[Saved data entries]

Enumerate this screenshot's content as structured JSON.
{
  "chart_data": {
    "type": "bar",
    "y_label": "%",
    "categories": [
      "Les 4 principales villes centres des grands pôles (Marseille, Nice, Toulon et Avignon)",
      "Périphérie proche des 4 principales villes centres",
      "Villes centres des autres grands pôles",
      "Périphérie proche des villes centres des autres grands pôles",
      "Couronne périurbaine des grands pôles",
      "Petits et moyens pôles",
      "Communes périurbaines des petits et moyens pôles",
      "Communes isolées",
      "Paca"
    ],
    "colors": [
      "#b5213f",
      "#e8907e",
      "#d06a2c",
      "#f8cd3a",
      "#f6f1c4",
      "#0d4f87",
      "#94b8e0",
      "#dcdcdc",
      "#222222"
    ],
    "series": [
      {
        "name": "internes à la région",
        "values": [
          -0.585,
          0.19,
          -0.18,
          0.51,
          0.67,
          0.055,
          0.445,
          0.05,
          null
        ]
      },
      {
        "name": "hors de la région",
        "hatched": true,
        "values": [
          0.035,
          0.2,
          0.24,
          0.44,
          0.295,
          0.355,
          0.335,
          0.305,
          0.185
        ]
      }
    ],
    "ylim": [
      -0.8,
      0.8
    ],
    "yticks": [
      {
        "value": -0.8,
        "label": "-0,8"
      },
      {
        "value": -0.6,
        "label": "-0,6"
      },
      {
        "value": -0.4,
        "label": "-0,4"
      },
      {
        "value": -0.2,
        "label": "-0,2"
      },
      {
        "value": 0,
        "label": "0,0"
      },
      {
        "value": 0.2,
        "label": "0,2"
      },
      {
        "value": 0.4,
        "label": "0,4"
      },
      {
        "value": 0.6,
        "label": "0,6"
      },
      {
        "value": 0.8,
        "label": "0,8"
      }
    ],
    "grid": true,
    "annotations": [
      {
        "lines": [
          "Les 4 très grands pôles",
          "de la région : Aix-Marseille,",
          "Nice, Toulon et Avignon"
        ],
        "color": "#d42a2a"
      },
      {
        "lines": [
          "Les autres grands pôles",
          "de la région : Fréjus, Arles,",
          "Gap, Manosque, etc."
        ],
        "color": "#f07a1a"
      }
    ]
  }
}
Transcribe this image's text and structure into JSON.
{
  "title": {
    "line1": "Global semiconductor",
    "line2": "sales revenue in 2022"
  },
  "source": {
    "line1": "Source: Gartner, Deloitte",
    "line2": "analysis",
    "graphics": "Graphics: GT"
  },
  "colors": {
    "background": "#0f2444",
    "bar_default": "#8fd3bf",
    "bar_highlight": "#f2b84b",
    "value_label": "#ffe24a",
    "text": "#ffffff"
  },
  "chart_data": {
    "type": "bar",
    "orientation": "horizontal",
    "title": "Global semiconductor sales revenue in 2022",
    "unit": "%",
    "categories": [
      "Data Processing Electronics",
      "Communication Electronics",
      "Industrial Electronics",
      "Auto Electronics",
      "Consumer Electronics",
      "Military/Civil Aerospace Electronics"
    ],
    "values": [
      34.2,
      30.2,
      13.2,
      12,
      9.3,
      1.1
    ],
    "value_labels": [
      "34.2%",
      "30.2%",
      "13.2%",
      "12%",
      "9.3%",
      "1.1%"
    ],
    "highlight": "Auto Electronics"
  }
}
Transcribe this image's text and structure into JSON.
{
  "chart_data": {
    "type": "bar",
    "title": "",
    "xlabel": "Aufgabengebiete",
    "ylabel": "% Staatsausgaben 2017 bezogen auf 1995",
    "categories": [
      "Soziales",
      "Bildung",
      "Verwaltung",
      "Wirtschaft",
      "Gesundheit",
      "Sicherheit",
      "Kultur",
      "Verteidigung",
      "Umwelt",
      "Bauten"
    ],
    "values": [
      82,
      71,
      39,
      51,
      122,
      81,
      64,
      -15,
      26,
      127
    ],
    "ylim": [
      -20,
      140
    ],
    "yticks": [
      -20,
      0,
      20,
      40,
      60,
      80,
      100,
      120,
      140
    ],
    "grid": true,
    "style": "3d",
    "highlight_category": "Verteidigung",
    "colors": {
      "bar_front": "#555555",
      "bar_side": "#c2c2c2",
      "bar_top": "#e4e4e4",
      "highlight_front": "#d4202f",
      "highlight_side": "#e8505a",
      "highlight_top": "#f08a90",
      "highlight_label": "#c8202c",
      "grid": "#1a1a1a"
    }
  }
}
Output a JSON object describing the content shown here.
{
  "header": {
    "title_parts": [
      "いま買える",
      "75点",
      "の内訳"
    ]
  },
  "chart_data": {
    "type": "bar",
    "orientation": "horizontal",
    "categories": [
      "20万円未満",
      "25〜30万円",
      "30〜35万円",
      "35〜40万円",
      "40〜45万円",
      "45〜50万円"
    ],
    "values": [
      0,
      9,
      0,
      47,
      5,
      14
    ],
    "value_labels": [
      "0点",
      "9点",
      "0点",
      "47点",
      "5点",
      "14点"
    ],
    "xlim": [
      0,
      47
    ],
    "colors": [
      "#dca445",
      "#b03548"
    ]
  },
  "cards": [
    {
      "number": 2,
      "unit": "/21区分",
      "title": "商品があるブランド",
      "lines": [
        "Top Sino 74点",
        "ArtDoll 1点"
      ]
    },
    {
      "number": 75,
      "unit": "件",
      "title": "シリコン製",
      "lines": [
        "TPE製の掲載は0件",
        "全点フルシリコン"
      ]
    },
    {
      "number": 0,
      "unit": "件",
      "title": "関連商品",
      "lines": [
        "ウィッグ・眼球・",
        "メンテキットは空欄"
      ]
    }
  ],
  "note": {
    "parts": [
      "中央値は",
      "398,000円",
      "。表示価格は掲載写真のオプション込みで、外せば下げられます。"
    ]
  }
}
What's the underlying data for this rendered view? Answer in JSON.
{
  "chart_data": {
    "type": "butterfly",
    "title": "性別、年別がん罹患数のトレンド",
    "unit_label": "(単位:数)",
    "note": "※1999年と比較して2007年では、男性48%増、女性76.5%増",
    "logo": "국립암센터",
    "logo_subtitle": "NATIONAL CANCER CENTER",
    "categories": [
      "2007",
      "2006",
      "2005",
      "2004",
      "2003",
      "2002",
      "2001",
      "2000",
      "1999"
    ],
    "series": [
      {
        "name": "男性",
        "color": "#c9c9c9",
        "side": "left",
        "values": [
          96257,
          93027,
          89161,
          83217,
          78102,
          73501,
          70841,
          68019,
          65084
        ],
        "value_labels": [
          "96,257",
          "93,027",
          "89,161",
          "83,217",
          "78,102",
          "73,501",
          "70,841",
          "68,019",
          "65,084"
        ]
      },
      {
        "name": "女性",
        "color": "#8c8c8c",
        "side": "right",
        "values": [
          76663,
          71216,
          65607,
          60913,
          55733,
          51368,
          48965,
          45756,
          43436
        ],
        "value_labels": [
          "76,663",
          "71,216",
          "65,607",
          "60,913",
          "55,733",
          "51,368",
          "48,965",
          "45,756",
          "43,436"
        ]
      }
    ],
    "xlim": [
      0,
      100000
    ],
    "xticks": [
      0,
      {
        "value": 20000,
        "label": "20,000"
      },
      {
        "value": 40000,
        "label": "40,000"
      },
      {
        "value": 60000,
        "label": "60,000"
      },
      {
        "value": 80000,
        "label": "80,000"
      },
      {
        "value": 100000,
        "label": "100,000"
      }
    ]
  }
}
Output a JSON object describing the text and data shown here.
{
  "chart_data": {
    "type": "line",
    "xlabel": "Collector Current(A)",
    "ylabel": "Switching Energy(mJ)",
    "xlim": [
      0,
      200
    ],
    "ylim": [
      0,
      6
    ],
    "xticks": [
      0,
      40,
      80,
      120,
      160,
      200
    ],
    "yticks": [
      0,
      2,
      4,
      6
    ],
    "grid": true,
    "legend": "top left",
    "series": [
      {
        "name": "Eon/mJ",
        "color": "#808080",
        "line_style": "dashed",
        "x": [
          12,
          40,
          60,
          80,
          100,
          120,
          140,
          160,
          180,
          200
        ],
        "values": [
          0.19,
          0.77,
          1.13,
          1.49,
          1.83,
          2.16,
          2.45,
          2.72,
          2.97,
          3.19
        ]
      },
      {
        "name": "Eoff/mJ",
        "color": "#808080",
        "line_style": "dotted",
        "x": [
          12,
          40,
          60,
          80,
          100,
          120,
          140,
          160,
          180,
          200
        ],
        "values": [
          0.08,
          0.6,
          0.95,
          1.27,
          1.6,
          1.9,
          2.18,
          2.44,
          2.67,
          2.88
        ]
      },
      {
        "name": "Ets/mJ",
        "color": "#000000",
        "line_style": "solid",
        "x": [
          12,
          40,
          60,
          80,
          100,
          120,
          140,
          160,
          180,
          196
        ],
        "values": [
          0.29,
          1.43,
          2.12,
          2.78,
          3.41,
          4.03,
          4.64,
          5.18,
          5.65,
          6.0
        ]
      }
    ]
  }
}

■ **What is asked**
Using the records above, select and copy every line that has the word "name".

■ **Result for this exercise**
        "name": "internes à la région",
        "name": "hors de la région",
        "name": "男性",
        "name": "女性",
        "name": "Eon/mJ",
        "name": "Eoff/mJ",
        "name": "Ets/mJ",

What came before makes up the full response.